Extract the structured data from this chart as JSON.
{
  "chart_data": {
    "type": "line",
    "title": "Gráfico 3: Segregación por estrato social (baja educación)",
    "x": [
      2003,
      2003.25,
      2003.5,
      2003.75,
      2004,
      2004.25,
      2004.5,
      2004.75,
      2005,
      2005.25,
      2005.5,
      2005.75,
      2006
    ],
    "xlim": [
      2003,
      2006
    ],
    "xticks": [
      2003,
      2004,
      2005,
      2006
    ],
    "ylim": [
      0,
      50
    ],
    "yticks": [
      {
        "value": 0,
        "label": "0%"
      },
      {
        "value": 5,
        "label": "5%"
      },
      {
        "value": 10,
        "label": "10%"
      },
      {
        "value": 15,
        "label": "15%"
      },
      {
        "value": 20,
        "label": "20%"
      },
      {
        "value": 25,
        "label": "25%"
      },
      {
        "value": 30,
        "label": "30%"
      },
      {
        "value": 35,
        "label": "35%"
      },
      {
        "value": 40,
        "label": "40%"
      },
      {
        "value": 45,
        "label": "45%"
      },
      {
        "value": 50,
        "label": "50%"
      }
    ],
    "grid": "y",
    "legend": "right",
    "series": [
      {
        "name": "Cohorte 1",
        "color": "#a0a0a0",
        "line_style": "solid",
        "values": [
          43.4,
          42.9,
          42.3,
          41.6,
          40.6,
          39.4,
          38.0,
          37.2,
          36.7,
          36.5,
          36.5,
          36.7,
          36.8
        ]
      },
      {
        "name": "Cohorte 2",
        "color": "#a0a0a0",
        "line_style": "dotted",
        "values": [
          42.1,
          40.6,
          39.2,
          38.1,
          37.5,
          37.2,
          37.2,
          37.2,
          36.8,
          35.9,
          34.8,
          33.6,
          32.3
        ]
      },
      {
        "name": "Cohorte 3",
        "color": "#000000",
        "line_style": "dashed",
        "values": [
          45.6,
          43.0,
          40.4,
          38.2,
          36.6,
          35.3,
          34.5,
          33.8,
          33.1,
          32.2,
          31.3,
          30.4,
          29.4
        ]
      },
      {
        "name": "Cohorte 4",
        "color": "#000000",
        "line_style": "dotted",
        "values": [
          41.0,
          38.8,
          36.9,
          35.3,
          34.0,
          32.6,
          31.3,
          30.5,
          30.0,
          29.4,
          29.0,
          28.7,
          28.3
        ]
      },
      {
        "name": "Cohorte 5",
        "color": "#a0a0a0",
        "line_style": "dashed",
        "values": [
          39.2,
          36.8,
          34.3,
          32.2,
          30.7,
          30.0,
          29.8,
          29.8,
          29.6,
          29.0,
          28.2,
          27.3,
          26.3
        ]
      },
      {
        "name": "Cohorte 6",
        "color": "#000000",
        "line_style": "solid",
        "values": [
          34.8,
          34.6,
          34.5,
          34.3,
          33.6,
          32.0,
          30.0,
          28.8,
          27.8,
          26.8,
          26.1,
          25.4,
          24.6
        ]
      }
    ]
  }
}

(SET TASK) Copy out every line in the entries above that holds "name".

(CORRECT ANSWER)
        "name": "Cohorte 1",
        "name": "Cohorte 2",
        "name": "Cohorte 3",
        "name": "Cohorte 4",
        "name": "Cohorte 5",
        "name": "Cohorte 6",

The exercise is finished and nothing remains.